Work to be completed:
Without the pictures, output the records below word for word.

Given records:
▼

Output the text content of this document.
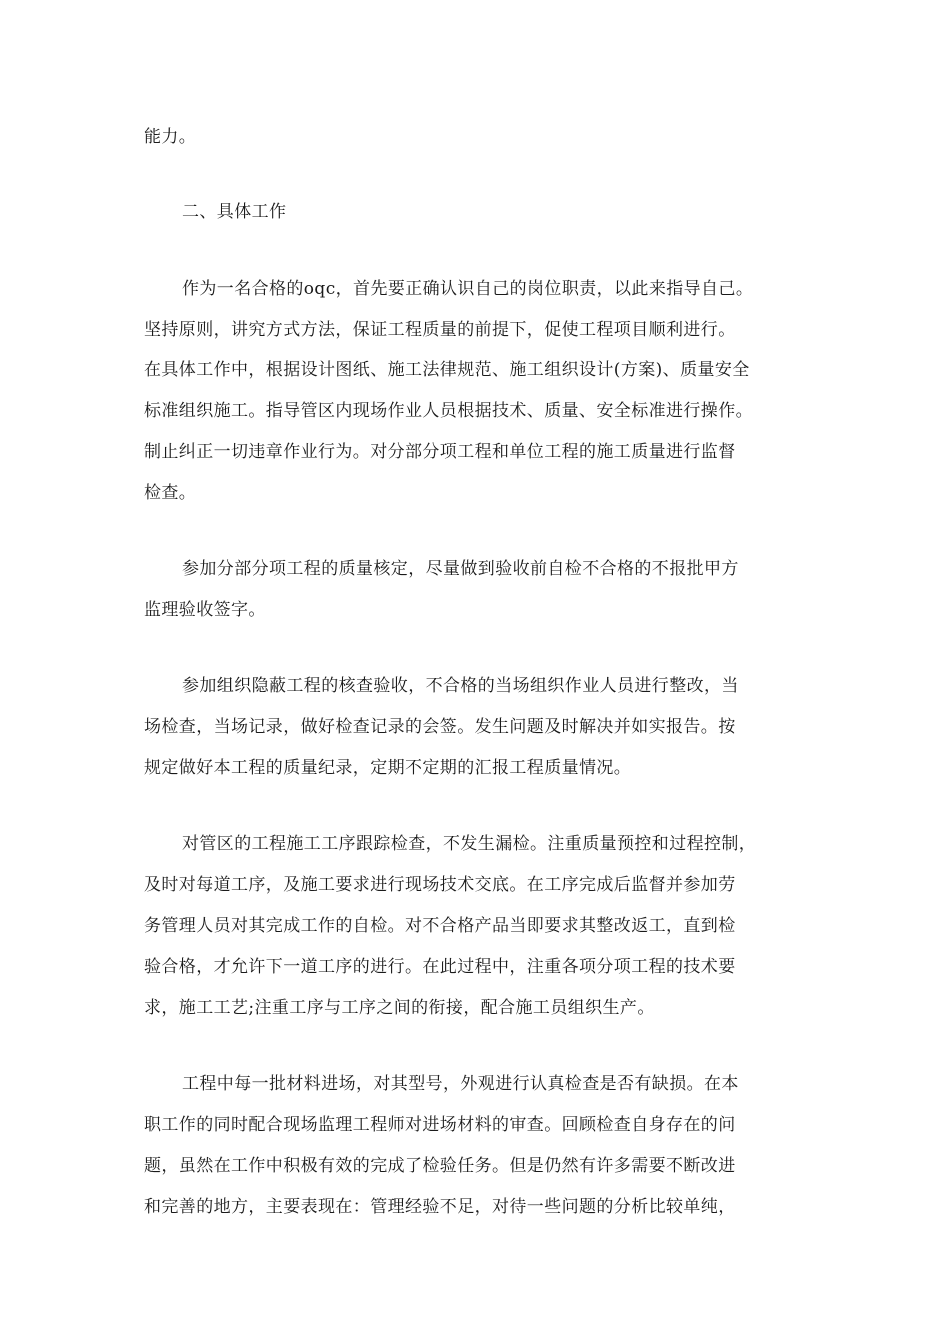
能力。
二、具体工作
作为一名合格的oqc，首先要正确认识自己的岗位职责，以此来指导自己。
坚持原则，讲究方式方法，保证工程质量的前提下，促使工程项目顺利进行。
在具体工作中，根据设计图纸、施工法律规范、施工组织设计(方案)、质量安全
标准组织施工。指导管区内现场作业人员根据技术、质量、安全标准进行操作。
制止纠正一切违章作业行为。对分部分项工程和单位工程的施工质量进行监督
检查。
参加分部分项工程的质量核定，尽量做到验收前自检不合格的不报批甲方
监理验收签字。
参加组织隐蔽工程的核查验收，不合格的当场组织作业人员进行整改，当
场检查，当场记录，做好检查记录的会签。发生问题及时解决并如实报告。按
规定做好本工程的质量纪录，定期不定期的汇报工程质量情况。
对管区的工程施工工序跟踪检查，不发生漏检。注重质量预控和过程控制，
及时对每道工序，及施工要求进行现场技术交底。在工序完成后监督并参加劳
务管理人员对其完成工作的自检。对不合格产品当即要求其整改返工，直到检
验合格，才允许下一道工序的进行。在此过程中，注重各项分项工程的技术要
求，施工工艺;注重工序与工序之间的衔接，配合施工员组织生产。
工程中每一批材料进场，对其型号，外观进行认真检查是否有缺损。在本
职工作的同时配合现场监理工程师对进场材料的审查。回顾检查自身存在的问
题，虽然在工作中积极有效的完成了检验任务。但是仍然有许多需要不断改进
和完善的地方，主要表现在：管理经验不足，对待一些问题的分析比较单纯，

▲

Final result:
Output the text content of this document.
能力。
二、具体工作
作为一名合格的oqc，首先要正确认识自己的岗位职责，以此来指导自己。
坚持原则，讲究方式方法，保证工程质量的前提下，促使工程项目顺利进行。
在具体工作中，根据设计图纸、施工法律规范、施工组织设计(方案)、质量安全
标准组织施工。指导管区内现场作业人员根据技术、质量、安全标准进行操作。
制止纠正一切违章作业行为。对分部分项工程和单位工程的施工质量进行监督
检查。
参加分部分项工程的质量核定，尽量做到验收前自检不合格的不报批甲方
监理验收签字。
参加组织隐蔽工程的核查验收，不合格的当场组织作业人员进行整改，当
场检查，当场记录，做好检查记录的会签。发生问题及时解决并如实报告。按
规定做好本工程的质量纪录，定期不定期的汇报工程质量情况。
对管区的工程施工工序跟踪检查，不发生漏检。注重质量预控和过程控制，
及时对每道工序，及施工要求进行现场技术交底。在工序完成后监督并参加劳
务管理人员对其完成工作的自检。对不合格产品当即要求其整改返工，直到检
验合格，才允许下一道工序的进行。在此过程中，注重各项分项工程的技术要
求，施工工艺;注重工序与工序之间的衔接，配合施工员组织生产。
工程中每一批材料进场，对其型号，外观进行认真检查是否有缺损。在本
职工作的同时配合现场监理工程师对进场材料的审查。回顾检查自身存在的问
题，虽然在工作中积极有效的完成了检验任务。但是仍然有许多需要不断改进
和完善的地方，主要表现在：管理经验不足，对待一些问题的分析比较单纯，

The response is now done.